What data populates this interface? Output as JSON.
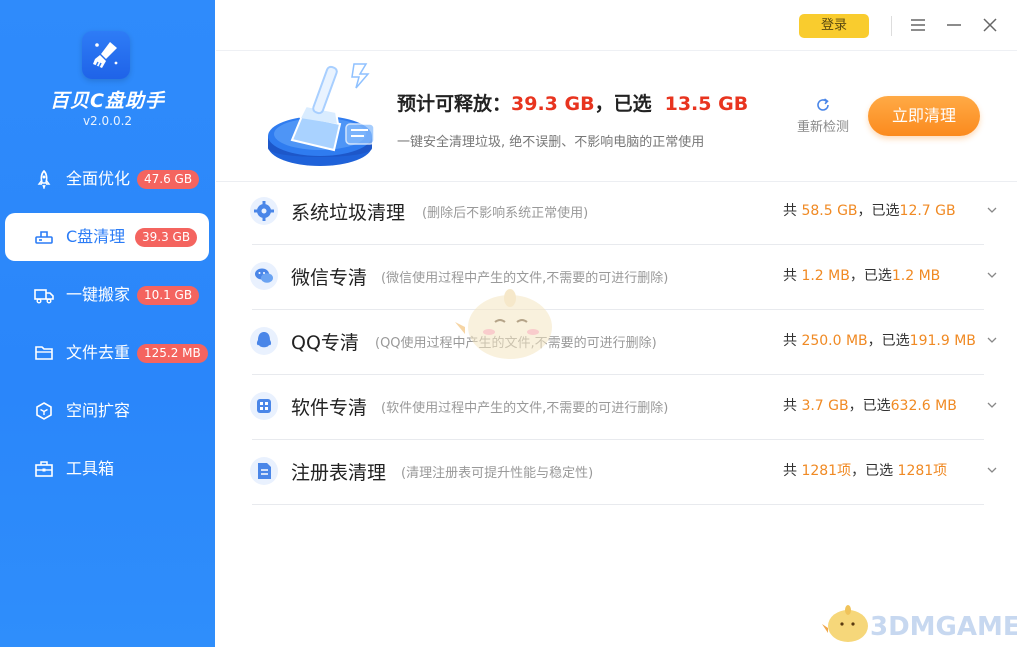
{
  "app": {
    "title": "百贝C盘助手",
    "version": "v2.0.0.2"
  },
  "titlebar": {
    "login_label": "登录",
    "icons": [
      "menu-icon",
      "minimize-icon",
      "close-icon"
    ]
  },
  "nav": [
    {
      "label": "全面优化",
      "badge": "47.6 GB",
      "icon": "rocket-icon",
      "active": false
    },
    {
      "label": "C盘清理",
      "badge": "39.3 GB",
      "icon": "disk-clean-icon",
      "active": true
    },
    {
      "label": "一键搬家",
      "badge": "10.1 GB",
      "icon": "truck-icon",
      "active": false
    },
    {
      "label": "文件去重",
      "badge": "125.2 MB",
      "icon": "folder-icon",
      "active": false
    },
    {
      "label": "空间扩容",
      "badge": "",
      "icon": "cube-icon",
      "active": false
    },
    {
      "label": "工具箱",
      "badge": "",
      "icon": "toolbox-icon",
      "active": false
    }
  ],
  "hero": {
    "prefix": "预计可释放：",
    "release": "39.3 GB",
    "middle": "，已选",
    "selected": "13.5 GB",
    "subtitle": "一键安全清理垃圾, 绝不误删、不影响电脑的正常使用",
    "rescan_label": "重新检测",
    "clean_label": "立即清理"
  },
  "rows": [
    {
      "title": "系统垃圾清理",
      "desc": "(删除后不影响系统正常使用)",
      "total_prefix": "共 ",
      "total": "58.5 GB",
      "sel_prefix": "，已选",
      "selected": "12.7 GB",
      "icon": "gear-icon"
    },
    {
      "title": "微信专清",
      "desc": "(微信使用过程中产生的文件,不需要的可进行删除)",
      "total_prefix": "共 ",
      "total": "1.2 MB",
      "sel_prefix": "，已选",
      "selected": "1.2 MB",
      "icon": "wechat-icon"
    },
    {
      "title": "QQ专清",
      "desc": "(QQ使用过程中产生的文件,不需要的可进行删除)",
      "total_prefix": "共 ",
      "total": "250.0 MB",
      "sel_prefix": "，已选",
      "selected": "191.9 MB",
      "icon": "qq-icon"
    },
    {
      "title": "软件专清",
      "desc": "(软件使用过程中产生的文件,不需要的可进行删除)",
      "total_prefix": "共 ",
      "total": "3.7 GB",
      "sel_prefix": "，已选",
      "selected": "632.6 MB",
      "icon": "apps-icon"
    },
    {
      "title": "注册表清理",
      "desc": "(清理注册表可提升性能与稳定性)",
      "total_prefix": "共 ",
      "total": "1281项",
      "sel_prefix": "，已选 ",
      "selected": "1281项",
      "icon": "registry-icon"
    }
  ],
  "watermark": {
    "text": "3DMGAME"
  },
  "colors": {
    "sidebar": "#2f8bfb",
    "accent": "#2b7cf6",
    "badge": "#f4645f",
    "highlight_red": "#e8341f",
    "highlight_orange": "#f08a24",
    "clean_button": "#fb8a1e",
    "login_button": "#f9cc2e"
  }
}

----

Go through the preceding material and copy each line that has the word "不需要的可进行删除".

      "desc": "(微信使用过程中产生的文件,不需要的可进行删除)",
      "desc": "(QQ使用过程中产生的文件,不需要的可进行删除)",
      "desc": "(软件使用过程中产生的文件,不需要的可进行删除)",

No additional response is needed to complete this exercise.